Problem details: Search the material below for the word "this". Copy every line that has it.

Rows from a figure dataset
####

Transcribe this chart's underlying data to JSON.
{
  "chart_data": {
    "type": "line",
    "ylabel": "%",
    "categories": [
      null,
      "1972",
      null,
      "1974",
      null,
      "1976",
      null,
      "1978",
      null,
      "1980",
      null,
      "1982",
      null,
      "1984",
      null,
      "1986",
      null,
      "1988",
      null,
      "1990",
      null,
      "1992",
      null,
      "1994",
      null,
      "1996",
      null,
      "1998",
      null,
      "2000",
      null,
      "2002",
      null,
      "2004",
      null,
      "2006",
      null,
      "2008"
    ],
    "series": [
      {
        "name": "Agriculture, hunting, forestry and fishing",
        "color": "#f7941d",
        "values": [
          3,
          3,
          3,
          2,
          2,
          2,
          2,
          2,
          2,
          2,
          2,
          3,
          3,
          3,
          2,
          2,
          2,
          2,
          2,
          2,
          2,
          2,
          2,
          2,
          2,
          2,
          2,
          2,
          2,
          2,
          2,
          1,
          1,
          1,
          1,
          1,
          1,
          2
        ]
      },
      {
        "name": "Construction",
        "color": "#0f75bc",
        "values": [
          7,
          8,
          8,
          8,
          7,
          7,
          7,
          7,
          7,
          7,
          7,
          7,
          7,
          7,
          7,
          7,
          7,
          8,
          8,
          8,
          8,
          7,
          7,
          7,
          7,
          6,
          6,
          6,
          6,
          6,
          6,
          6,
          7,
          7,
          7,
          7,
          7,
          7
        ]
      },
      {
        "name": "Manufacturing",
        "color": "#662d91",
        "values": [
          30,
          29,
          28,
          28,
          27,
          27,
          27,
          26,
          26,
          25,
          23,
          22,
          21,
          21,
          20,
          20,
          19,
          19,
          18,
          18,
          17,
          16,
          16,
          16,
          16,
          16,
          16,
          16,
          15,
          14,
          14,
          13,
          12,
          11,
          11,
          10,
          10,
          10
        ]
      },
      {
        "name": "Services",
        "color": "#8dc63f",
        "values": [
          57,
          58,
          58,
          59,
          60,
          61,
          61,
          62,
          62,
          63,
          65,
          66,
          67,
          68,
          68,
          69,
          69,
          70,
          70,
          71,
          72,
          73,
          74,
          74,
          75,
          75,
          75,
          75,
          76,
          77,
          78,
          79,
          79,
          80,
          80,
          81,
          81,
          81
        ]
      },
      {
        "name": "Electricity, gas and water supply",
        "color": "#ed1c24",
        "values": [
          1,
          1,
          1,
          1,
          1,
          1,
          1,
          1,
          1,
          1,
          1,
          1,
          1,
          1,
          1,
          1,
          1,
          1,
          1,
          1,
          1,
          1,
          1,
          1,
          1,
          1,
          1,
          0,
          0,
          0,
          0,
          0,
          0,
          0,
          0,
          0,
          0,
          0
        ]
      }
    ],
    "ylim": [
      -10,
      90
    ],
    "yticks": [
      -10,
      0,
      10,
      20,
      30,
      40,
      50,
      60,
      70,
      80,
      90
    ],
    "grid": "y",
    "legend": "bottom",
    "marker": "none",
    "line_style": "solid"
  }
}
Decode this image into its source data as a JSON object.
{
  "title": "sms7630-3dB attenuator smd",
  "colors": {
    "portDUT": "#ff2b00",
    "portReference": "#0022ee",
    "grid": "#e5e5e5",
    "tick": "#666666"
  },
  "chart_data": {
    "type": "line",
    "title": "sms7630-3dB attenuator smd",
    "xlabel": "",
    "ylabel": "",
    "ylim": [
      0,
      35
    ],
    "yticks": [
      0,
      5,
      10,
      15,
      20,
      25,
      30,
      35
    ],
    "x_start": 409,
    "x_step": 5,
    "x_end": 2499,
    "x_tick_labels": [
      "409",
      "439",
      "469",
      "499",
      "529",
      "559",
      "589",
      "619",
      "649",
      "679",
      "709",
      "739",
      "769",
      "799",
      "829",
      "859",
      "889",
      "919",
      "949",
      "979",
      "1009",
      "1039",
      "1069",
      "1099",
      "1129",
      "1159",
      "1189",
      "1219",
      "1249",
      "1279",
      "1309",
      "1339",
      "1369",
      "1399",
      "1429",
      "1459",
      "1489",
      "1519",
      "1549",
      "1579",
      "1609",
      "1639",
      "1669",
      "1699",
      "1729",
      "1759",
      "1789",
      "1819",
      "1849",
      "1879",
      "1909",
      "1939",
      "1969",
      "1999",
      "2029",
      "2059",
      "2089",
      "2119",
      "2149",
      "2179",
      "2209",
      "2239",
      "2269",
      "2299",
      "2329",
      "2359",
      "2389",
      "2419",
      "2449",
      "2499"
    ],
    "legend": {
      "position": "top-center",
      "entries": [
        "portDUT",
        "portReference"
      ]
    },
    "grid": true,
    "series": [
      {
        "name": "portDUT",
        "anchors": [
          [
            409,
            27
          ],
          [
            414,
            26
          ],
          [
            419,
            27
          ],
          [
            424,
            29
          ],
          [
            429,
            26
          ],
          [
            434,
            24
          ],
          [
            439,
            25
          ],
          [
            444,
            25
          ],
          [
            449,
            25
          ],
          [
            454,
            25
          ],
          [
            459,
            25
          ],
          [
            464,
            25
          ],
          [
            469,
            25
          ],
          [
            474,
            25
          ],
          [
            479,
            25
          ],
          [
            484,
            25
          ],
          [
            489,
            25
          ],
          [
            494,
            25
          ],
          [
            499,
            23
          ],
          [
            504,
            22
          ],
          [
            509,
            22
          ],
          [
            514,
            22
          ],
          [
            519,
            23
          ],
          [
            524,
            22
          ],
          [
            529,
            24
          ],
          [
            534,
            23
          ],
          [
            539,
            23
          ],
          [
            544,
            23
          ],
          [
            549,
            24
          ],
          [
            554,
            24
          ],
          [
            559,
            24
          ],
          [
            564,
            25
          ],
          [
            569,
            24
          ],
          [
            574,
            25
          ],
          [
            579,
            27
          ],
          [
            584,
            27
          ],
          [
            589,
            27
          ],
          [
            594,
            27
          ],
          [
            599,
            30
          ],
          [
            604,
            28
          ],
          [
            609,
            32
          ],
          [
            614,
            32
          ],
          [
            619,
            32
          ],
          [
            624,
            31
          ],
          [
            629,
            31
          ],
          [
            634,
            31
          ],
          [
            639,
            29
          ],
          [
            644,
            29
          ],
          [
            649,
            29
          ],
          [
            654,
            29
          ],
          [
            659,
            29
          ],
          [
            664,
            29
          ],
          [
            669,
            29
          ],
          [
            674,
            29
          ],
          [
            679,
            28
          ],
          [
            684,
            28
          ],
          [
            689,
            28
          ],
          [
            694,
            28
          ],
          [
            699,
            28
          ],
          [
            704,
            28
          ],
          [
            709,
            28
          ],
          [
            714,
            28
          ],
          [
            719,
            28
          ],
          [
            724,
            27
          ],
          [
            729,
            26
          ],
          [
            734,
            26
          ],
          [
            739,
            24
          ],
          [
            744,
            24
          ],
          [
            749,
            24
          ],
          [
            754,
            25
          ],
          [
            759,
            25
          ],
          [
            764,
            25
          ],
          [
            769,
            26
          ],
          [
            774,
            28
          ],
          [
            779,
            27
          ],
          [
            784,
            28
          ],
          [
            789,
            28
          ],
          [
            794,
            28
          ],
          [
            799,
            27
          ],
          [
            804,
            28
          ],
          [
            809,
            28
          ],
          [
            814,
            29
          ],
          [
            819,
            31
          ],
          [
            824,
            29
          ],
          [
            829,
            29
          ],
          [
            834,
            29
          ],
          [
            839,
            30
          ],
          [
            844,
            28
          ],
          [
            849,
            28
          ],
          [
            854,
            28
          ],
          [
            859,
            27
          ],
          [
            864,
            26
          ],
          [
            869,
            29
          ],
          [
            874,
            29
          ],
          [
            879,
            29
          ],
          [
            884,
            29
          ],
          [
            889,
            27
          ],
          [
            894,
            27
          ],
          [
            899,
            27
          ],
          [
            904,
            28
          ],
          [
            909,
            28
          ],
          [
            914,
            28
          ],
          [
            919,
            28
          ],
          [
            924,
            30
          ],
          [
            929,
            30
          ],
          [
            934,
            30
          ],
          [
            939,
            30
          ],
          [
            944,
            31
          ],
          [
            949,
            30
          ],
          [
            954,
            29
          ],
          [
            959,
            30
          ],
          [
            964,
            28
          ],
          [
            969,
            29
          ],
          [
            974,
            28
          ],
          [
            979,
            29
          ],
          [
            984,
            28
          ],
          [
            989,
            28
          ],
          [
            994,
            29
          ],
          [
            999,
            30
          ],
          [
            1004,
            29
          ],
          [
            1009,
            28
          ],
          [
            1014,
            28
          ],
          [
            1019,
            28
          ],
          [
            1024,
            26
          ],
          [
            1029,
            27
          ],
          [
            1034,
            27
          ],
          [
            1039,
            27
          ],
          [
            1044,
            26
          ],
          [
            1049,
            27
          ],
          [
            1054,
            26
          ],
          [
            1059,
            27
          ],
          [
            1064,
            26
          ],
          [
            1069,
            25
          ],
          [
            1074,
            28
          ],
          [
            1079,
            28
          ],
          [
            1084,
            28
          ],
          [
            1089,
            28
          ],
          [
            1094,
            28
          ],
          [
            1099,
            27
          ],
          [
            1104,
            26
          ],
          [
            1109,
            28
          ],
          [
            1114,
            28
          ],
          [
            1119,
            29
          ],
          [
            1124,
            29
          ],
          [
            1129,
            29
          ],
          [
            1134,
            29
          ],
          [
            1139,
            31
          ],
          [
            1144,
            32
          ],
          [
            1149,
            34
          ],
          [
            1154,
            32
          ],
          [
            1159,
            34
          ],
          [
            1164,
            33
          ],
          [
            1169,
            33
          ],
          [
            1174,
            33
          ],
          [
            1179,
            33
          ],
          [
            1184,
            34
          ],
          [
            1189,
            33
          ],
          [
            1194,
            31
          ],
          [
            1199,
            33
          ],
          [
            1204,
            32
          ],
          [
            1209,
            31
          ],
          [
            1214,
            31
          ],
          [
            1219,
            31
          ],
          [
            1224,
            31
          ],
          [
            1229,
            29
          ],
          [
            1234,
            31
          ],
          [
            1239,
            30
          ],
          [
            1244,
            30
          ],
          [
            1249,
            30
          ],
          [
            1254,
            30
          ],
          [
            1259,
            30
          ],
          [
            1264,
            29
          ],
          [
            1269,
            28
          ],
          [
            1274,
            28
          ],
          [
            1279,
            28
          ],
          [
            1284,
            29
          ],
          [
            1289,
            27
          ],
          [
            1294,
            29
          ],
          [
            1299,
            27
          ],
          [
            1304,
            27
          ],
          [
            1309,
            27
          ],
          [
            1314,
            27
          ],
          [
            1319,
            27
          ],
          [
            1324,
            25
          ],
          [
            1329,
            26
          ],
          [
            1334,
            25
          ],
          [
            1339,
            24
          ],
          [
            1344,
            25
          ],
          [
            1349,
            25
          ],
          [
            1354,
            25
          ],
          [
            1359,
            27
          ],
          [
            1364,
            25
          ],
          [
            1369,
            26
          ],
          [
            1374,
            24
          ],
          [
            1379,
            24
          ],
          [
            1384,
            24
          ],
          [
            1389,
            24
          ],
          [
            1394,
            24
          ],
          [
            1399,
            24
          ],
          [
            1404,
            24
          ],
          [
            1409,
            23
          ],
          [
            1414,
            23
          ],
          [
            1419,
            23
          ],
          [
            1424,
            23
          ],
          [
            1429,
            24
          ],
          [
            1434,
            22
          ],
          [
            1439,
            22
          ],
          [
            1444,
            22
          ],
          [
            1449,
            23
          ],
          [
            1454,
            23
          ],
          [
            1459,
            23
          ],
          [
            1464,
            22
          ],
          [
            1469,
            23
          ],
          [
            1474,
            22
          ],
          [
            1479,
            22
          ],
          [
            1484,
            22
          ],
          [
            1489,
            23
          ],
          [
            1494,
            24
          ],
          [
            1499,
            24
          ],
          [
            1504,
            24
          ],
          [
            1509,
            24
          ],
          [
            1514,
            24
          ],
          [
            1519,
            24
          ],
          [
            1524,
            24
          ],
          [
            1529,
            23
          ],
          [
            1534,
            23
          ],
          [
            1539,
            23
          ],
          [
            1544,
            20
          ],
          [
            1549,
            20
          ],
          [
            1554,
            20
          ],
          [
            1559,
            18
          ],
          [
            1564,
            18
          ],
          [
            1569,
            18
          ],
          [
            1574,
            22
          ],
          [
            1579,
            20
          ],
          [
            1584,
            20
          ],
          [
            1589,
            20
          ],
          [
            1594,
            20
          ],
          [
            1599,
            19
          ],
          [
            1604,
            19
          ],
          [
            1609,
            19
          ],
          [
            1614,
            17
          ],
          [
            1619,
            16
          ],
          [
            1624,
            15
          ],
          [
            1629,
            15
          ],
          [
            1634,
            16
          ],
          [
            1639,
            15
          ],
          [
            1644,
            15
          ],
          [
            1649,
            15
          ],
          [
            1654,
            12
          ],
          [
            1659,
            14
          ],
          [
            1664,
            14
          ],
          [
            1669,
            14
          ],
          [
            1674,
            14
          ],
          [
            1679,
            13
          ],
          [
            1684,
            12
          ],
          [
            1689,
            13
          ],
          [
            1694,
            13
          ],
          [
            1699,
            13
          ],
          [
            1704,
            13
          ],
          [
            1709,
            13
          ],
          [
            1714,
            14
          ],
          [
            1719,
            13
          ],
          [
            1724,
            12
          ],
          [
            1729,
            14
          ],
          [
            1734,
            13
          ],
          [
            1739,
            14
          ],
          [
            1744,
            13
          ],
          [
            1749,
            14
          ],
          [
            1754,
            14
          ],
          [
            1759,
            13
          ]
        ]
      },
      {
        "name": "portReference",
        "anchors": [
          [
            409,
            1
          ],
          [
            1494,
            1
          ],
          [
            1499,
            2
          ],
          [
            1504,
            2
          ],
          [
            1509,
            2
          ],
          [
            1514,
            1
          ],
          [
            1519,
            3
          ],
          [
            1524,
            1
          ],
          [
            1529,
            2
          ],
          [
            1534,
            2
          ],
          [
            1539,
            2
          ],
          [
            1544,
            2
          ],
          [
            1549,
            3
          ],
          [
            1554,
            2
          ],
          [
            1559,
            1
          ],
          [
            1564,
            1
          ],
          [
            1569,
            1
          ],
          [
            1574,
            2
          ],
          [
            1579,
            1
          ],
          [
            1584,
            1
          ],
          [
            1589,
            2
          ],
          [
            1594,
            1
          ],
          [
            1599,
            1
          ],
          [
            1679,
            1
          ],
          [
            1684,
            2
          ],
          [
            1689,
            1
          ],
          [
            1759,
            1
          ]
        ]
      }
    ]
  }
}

####

Written solution:
Transcribe this chart's underlying data to JSON.
Decode this image into its source data as a JSON object.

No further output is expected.